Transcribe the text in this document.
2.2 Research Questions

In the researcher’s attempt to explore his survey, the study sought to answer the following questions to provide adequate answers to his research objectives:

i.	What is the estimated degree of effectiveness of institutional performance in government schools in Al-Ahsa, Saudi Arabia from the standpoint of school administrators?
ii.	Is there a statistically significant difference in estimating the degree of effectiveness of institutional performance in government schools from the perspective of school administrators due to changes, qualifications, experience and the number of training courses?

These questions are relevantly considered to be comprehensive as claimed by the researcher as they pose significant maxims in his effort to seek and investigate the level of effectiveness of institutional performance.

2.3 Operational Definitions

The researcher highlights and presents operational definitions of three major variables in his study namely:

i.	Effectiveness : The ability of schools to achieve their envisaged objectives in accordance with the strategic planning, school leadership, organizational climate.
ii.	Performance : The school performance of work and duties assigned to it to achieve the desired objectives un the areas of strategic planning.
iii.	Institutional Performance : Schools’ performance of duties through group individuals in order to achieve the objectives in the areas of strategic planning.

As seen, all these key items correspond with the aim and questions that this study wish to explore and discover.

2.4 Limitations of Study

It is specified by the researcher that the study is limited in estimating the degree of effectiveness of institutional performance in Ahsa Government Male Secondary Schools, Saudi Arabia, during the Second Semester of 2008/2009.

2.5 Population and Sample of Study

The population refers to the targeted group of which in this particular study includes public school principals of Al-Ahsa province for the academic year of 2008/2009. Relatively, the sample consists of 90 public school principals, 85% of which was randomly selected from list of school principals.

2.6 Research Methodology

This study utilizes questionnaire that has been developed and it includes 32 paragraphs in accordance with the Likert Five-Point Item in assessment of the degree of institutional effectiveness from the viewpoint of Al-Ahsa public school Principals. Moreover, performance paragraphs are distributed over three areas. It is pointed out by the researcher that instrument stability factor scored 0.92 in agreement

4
####################
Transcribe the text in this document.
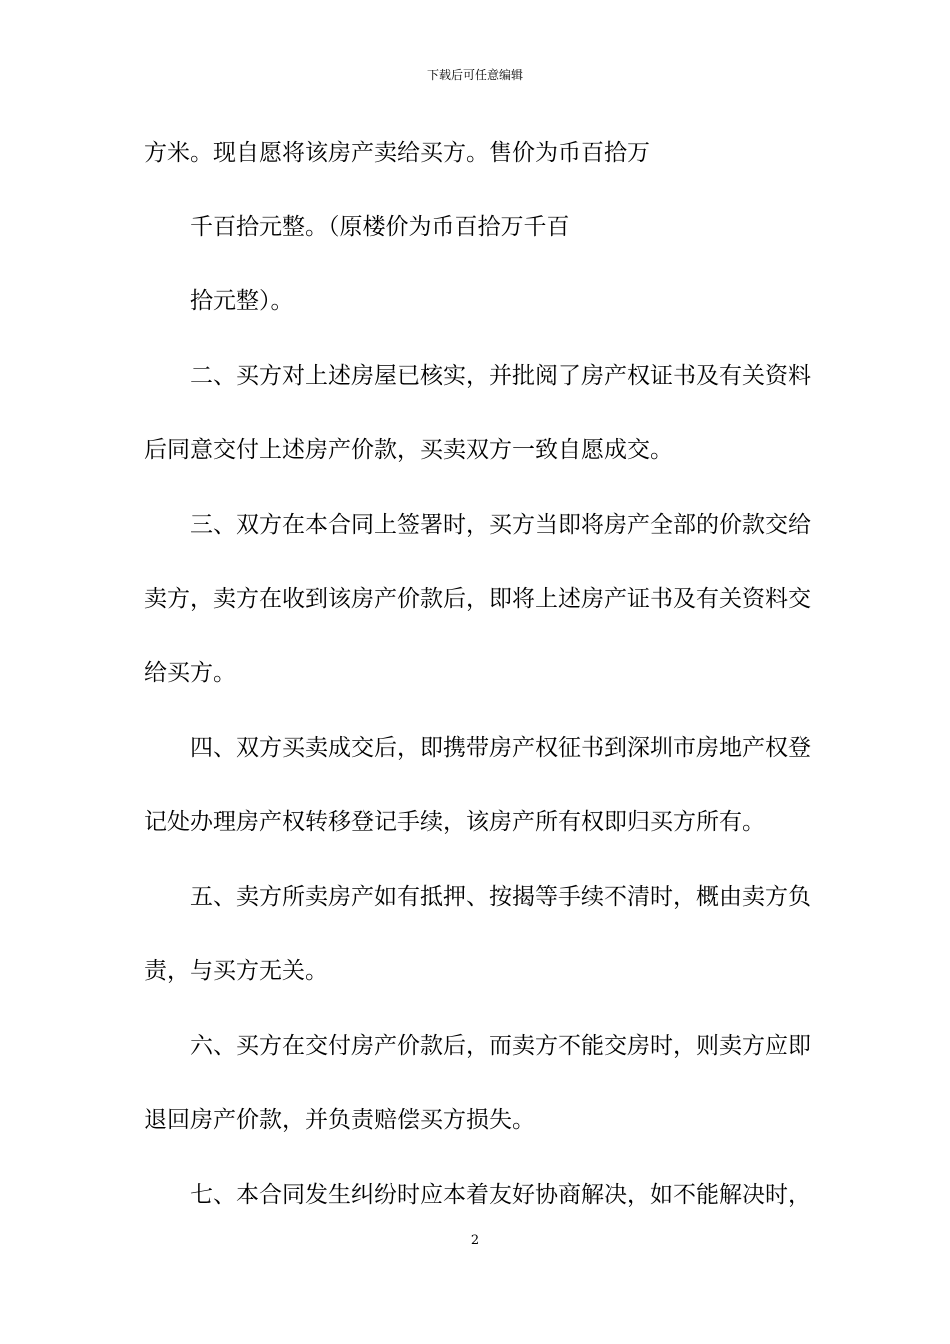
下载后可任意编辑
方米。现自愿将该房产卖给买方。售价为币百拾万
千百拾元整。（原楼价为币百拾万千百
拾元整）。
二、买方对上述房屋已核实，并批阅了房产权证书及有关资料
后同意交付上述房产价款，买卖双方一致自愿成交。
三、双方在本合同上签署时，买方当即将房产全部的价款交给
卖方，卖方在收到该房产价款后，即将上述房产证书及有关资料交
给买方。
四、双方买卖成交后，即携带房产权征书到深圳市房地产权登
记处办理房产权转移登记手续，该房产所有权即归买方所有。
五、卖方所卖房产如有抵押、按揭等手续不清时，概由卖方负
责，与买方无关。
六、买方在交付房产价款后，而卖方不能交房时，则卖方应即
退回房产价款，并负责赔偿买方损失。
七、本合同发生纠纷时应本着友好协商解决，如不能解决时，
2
####################
### Objective:
Where does the word "with" appear? Return each line that holds it.

### Task result:
i.	Effectiveness : The ability of schools to achieve their envisaged objectives in accordance with the strategic planning, school leadership, organizational climate.
As seen, all these key items correspond with the aim and questions that this study wish to explore and discover.
This study utilizes questionnaire that has been developed and it includes 32 paragraphs in accordance with the Likert Five-Point Item in assessment of the degree of institutional effectiveness from the viewpoint of Al-Ahsa public school Principals. Moreover, performance paragraphs are distributed over three areas. It is pointed out by the researcher that instrument stability factor scored 0.92 in agreement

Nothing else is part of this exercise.